Written problem —
In the entries below, count every line with the string "Αποθήκευση". State the count and nothing else.

Some records —
----
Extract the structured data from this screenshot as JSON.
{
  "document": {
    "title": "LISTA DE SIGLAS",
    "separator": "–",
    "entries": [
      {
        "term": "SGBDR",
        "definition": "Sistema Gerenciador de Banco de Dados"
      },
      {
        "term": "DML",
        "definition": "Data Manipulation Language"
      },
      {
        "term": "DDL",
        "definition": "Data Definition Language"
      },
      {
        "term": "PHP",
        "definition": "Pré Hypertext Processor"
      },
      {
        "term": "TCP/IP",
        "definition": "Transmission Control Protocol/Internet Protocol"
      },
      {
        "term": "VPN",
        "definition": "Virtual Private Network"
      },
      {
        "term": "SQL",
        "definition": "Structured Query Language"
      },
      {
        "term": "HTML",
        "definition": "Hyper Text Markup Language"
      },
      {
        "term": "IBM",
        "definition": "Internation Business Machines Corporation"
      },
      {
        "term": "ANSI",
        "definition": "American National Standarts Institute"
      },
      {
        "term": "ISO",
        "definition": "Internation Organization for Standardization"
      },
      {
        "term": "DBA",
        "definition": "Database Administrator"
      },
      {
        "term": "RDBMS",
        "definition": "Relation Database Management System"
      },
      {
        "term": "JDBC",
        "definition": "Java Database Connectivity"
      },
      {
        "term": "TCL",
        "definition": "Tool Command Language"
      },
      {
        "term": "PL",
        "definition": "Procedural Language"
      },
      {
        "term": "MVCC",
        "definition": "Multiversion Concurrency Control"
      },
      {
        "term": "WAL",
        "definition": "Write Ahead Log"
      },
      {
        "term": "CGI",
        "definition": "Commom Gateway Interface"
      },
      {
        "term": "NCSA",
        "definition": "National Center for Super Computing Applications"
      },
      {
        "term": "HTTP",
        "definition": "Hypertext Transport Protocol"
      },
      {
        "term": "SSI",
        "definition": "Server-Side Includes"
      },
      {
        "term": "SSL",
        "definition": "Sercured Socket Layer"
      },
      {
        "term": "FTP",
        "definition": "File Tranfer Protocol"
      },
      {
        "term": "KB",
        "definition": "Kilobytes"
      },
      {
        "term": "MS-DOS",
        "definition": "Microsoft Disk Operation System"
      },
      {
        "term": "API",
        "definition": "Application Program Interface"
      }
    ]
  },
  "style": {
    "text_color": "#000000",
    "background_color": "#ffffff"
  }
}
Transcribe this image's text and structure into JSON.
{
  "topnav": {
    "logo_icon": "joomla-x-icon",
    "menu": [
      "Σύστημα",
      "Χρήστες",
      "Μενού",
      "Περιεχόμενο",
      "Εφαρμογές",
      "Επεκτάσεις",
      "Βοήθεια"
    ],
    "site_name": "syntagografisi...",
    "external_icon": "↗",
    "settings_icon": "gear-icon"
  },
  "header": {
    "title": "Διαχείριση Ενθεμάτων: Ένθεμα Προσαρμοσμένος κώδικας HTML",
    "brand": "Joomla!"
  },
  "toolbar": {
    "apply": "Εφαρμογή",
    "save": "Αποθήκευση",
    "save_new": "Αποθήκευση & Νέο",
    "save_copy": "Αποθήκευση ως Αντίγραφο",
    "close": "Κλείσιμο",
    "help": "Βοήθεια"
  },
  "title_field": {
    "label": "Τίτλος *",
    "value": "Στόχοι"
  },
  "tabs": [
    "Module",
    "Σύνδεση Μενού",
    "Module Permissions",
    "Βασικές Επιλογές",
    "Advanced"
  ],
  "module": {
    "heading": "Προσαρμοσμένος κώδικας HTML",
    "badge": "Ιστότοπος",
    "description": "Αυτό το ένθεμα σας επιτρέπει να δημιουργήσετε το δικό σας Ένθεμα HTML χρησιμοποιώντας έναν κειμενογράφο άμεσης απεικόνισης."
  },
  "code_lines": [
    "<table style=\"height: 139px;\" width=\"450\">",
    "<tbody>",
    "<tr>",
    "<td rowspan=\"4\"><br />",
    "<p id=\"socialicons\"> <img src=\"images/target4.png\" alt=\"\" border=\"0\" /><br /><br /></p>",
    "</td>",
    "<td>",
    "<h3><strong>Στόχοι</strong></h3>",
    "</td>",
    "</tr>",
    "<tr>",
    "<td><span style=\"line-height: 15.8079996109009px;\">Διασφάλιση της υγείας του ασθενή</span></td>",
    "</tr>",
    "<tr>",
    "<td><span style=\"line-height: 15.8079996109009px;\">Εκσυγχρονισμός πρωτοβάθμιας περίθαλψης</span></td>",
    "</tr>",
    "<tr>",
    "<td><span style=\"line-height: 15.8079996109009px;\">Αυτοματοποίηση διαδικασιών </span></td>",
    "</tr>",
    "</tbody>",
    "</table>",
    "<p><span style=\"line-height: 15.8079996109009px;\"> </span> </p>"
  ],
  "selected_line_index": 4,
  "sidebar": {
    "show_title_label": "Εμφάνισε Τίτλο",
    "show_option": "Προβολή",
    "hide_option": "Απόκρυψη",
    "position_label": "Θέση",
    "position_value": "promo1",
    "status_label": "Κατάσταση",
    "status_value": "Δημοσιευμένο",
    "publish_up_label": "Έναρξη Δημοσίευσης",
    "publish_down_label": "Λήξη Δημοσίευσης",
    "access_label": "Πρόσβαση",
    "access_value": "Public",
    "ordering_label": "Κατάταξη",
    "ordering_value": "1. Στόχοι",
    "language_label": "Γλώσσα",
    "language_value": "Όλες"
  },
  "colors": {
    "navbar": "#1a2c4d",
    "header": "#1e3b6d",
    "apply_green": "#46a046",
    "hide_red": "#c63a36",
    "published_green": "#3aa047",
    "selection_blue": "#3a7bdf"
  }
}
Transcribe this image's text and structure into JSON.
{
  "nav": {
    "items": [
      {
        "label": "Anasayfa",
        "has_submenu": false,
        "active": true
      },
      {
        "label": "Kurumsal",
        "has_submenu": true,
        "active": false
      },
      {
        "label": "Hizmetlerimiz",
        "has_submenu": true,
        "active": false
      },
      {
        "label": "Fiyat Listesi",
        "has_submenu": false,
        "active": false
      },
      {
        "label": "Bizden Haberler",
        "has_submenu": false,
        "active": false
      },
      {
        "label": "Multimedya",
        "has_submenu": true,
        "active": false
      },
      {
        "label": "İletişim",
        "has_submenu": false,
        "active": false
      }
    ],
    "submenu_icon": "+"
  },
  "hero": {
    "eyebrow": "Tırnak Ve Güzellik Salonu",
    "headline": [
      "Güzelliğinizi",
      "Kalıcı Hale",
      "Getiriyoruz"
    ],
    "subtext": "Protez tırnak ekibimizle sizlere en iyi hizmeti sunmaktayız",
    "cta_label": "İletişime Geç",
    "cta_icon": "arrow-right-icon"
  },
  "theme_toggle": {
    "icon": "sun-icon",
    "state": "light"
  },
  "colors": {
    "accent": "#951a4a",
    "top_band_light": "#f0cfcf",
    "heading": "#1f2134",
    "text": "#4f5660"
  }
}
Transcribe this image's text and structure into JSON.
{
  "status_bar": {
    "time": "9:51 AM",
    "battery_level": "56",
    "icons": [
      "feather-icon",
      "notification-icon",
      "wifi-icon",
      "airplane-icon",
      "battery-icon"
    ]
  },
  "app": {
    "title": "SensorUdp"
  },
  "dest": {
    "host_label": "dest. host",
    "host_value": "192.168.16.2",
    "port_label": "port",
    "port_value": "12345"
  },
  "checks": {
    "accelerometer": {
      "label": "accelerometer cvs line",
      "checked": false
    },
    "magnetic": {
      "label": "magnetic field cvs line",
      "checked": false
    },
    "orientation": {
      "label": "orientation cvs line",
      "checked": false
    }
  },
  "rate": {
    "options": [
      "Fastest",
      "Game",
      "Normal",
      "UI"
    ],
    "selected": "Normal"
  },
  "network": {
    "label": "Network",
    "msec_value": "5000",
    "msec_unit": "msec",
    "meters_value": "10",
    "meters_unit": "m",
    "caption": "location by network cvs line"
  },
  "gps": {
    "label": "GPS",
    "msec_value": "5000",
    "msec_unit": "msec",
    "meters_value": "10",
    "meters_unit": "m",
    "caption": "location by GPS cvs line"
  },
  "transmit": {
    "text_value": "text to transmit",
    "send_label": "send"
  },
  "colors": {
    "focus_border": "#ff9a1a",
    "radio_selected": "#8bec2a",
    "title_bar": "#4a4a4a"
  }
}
----
Solution to this problem —
3